* Start Records shown *
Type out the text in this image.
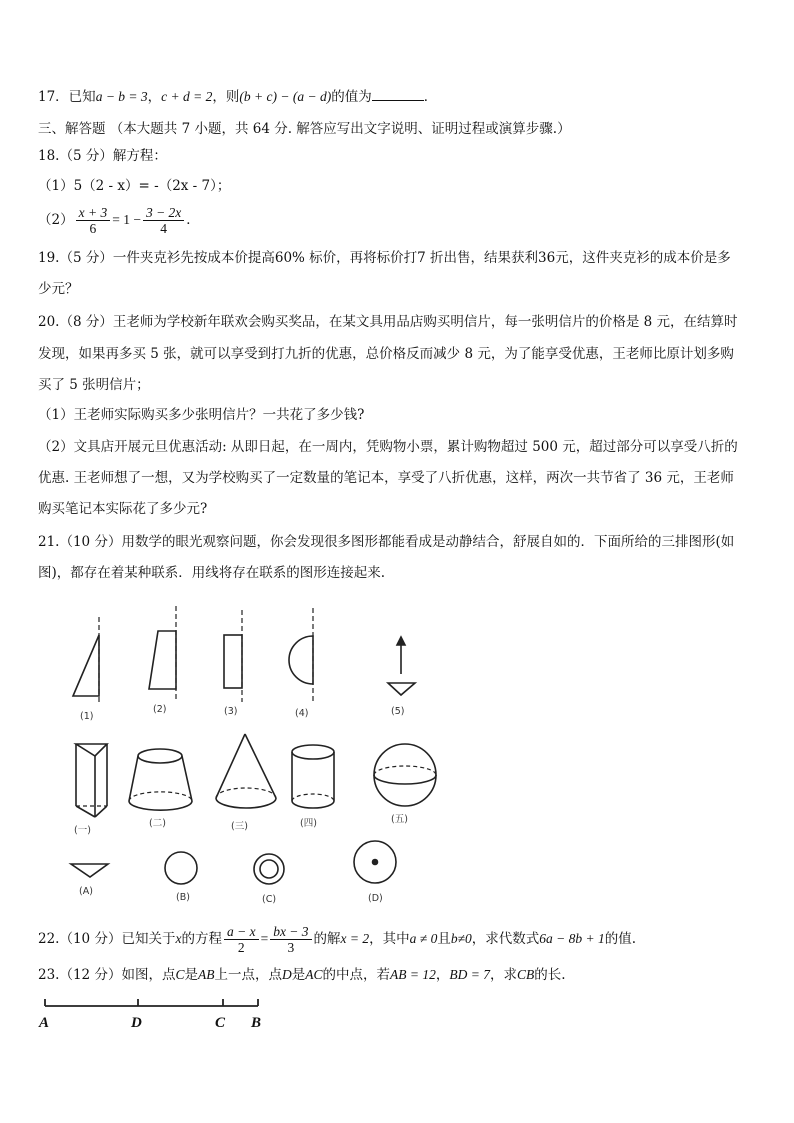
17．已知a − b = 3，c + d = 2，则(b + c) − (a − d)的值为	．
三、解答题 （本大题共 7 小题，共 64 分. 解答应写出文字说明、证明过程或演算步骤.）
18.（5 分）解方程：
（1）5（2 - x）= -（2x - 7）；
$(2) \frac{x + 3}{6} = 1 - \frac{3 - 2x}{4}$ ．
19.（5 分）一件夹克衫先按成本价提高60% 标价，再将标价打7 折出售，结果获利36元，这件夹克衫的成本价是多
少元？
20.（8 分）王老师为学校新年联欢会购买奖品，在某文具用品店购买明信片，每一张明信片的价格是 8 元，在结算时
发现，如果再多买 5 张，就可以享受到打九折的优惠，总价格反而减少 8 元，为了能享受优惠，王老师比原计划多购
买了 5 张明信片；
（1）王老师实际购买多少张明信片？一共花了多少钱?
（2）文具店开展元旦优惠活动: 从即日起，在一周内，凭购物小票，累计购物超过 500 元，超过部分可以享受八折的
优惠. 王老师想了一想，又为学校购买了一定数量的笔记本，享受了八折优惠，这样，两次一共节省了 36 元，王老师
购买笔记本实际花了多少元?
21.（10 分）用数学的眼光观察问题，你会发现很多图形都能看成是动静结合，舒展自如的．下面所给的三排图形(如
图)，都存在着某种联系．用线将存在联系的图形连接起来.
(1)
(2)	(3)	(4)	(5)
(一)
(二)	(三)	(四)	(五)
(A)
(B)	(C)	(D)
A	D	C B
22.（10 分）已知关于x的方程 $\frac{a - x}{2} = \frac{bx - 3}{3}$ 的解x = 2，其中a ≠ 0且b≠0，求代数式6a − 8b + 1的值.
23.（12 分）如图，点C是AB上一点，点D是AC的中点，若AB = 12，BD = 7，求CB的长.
* End Records shown *
Make an exact copy of all the material, but keep the pictures out of it.

**Full solution**.
Type out the text in this image.
17．已知a − b = 3，c + d = 2，则(b + c) − (a − d)的值为	．
三、解答题 （本大题共 7 小题，共 64 分. 解答应写出文字说明、证明过程或演算步骤.）
18.（5 分）解方程：
（1）5（2 - x）= -（2x - 7）；
$(2) \frac{x + 3}{6} = 1 - \frac{3 - 2x}{4}$ ．
19.（5 分）一件夹克衫先按成本价提高60% 标价，再将标价打7 折出售，结果获利36元，这件夹克衫的成本价是多
少元？
20.（8 分）王老师为学校新年联欢会购买奖品，在某文具用品店购买明信片，每一张明信片的价格是 8 元，在结算时
发现，如果再多买 5 张，就可以享受到打九折的优惠，总价格反而减少 8 元，为了能享受优惠，王老师比原计划多购
买了 5 张明信片；
（1）王老师实际购买多少张明信片？一共花了多少钱?
（2）文具店开展元旦优惠活动: 从即日起，在一周内，凭购物小票，累计购物超过 500 元，超过部分可以享受八折的
优惠. 王老师想了一想，又为学校购买了一定数量的笔记本，享受了八折优惠，这样，两次一共节省了 36 元，王老师
购买笔记本实际花了多少元?
21.（10 分）用数学的眼光观察问题，你会发现很多图形都能看成是动静结合，舒展自如的．下面所给的三排图形(如
图)，都存在着某种联系．用线将存在联系的图形连接起来.
(1)
(2)	(3)	(4)	(5)
(一)
(二)	(三)	(四)	(五)
(A)
(B)	(C)	(D)
A	D	C B
22.（10 分）已知关于x的方程 $\frac{a - x}{2} = \frac{bx - 3}{3}$ 的解x = 2，其中a ≠ 0且b≠0，求代数式6a − 8b + 1的值.
23.（12 分）如图，点C是AB上一点，点D是AC的中点，若AB = 12，BD = 7，求CB的长.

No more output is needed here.